[Spatial annotation entries]
━━━━━━━━━━
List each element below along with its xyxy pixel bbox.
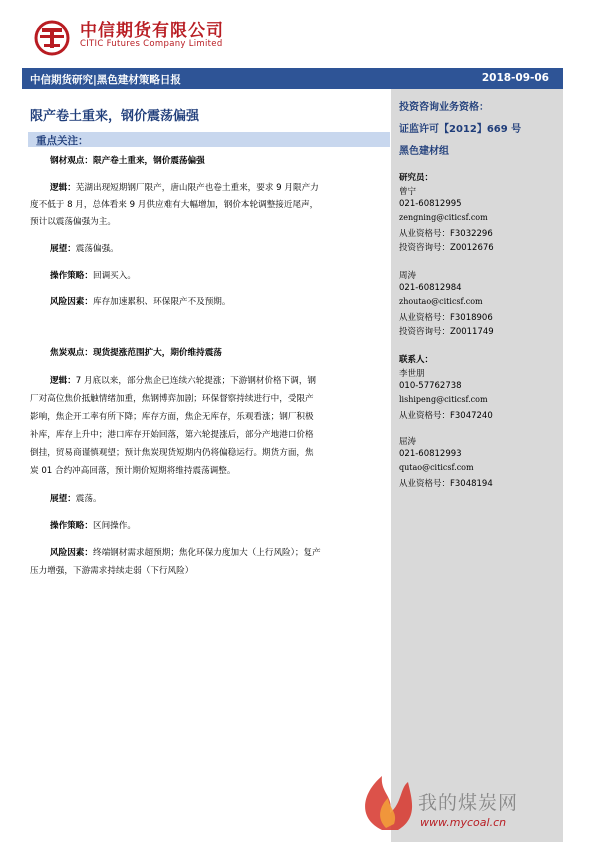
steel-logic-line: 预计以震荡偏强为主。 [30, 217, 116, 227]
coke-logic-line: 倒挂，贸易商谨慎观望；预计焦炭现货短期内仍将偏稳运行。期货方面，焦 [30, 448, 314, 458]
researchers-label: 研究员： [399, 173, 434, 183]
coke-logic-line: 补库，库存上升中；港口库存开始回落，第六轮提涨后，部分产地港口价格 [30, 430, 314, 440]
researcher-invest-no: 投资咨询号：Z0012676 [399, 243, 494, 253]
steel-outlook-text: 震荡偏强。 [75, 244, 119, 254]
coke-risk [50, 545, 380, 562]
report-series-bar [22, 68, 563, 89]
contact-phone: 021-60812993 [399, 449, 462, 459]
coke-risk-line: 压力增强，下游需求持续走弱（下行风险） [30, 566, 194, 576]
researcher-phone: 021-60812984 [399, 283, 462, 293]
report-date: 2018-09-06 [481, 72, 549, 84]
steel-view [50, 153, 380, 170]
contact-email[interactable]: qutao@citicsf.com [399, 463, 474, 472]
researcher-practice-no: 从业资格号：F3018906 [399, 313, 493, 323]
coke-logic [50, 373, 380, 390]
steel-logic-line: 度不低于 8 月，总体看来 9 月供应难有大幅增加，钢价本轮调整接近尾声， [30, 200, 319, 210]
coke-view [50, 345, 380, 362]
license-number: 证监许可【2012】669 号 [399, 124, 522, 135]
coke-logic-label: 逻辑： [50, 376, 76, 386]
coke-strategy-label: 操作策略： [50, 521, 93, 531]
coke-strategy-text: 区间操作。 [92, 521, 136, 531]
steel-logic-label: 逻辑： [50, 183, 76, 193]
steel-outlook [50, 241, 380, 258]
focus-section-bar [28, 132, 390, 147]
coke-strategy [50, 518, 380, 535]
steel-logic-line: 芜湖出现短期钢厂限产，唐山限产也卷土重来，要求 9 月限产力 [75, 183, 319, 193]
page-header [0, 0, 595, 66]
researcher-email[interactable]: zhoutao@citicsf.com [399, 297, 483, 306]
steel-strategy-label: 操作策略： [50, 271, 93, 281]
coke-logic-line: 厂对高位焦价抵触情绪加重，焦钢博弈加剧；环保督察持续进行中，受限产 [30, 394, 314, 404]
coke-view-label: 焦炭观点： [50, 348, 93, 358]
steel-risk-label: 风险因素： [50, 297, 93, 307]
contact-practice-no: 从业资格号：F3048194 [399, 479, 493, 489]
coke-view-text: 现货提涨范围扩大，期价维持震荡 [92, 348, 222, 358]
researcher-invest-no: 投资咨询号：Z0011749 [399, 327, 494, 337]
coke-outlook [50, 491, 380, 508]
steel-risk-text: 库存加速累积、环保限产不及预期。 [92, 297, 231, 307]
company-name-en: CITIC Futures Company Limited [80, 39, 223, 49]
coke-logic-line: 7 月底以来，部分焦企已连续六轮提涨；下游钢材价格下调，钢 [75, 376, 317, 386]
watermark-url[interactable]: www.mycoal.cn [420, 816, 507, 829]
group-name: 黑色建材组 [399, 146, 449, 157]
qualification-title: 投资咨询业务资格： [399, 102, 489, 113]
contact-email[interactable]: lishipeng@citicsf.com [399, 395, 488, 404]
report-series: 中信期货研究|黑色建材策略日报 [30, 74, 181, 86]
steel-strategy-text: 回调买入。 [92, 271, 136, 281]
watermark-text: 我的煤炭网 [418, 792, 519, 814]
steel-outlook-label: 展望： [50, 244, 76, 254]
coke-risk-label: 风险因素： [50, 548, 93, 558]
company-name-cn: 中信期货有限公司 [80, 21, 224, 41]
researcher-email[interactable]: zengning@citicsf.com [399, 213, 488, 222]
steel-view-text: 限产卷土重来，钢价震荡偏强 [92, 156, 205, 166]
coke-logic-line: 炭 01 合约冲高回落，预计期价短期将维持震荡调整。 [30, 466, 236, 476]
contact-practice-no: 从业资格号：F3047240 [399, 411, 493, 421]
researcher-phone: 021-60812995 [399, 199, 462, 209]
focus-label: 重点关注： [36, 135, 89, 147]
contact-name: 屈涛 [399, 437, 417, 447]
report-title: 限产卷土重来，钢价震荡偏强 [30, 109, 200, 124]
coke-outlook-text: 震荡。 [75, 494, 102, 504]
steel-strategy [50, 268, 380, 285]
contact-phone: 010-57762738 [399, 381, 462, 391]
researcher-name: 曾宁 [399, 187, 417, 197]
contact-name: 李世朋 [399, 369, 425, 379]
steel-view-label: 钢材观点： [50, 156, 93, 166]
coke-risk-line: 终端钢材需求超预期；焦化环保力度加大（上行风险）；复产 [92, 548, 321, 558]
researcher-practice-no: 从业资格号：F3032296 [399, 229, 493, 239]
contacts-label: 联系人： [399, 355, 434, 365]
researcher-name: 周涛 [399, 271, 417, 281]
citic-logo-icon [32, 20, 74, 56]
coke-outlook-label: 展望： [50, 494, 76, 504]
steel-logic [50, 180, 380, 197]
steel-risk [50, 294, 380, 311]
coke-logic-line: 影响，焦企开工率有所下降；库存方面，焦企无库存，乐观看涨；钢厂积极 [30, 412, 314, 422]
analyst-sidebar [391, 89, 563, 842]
━━━━━━━━━━
> **PROBLEM TO SOLVE**
Rewrite the part of the listing that opens with the line containing "steel-logic-line: 预计以震荡偏强为主。 [30, 217, 116, 227]" and closes with the line containing "license-number: 证监许可【2012】669 号", swapping "researcher-phone" for "analyst-phone" and keeping everything else the same.

> **EXERCISE ANSWER**
steel-logic-line: 预计以震荡偏强为主。 [30, 217, 116, 227]
coke-logic-line: 倒挂，贸易商谨慎观望；预计焦炭现货短期内仍将偏稳运行。期货方面，焦 [30, 448, 314, 458]
researchers-label: 研究员： [399, 173, 434, 183]
coke-logic-line: 补库，库存上升中；港口库存开始回落，第六轮提涨后，部分产地港口价格 [30, 430, 314, 440]
researcher-invest-no: 投资咨询号：Z0012676 [399, 243, 494, 253]
steel-outlook-text: 震荡偏强。 [75, 244, 119, 254]
coke-risk [50, 545, 380, 562]
report-series-bar [22, 68, 563, 89]
contact-phone: 021-60812993 [399, 449, 462, 459]
coke-risk-line: 压力增强，下游需求持续走弱（下行风险） [30, 566, 194, 576]
analyst-phone: 021-60812984 [399, 283, 462, 293]
report-date: 2018-09-06 [481, 72, 549, 84]
steel-view [50, 153, 380, 170]
contact-email[interactable]: qutao@citicsf.com [399, 463, 474, 472]
researcher-practice-no: 从业资格号：F3018906 [399, 313, 493, 323]
coke-logic [50, 373, 380, 390]
steel-logic-line: 度不低于 8 月，总体看来 9 月供应难有大幅增加，钢价本轮调整接近尾声， [30, 200, 319, 210]
coke-view [50, 345, 380, 362]
license-number: 证监许可【2012】669 号 [399, 124, 522, 135]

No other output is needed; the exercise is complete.